WRITTEN REQUEST >> Copy out all lines that hold "name".

DATA FOR THIS EXERCISE >>
★ ★ ★ ★ ★
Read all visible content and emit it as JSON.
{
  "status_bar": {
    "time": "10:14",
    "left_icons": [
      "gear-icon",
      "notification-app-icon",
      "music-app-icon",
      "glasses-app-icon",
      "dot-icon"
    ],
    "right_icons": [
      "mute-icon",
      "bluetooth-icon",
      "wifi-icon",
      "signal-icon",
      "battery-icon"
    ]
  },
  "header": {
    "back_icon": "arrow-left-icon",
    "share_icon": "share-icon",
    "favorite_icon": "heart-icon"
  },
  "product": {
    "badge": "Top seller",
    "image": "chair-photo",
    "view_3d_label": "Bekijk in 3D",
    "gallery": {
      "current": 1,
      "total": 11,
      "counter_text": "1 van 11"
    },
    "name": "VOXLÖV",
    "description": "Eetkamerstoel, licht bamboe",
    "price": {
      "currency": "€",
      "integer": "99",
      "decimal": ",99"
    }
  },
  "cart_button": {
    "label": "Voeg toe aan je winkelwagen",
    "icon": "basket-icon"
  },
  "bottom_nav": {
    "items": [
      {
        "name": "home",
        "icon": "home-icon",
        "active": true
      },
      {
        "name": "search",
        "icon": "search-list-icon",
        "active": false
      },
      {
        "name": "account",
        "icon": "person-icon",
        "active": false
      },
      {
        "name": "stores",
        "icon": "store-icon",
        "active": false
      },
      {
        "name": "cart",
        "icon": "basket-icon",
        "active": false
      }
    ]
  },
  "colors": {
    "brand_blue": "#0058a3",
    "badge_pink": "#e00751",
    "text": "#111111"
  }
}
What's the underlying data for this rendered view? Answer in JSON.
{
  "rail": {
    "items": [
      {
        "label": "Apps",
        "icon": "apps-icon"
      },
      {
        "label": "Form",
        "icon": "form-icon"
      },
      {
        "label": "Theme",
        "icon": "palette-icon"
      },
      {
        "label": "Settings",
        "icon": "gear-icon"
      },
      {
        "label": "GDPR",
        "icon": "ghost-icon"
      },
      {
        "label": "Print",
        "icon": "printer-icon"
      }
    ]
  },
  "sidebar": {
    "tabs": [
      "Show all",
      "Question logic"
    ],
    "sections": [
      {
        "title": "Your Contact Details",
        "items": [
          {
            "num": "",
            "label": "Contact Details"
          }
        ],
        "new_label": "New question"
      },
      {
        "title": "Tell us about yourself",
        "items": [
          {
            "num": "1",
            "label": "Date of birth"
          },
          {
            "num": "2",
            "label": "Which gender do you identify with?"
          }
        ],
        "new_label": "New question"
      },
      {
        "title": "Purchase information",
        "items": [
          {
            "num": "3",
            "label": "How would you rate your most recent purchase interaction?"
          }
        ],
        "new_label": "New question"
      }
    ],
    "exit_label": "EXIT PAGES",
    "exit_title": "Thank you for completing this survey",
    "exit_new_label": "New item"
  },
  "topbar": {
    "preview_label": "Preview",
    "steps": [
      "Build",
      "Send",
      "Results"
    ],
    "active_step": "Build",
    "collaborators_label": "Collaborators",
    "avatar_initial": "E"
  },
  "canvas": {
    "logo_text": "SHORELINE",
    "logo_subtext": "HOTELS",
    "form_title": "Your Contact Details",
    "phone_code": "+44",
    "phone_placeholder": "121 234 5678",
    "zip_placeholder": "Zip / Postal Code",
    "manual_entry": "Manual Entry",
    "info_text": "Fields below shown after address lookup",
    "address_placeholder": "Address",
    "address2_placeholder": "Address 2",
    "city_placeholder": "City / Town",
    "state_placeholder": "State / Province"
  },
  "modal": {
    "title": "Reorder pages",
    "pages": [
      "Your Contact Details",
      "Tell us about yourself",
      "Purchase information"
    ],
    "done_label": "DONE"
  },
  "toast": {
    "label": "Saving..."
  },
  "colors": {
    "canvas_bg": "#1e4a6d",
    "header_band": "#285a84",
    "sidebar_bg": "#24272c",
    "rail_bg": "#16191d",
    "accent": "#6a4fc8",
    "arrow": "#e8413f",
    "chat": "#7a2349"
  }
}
★ ★ ★ ★ ★
TASK RESPONSE >>
    "name": "VOXLÖV",
        "name": "home",
        "name": "search",
        "name": "account",
        "name": "stores",
        "name": "cart",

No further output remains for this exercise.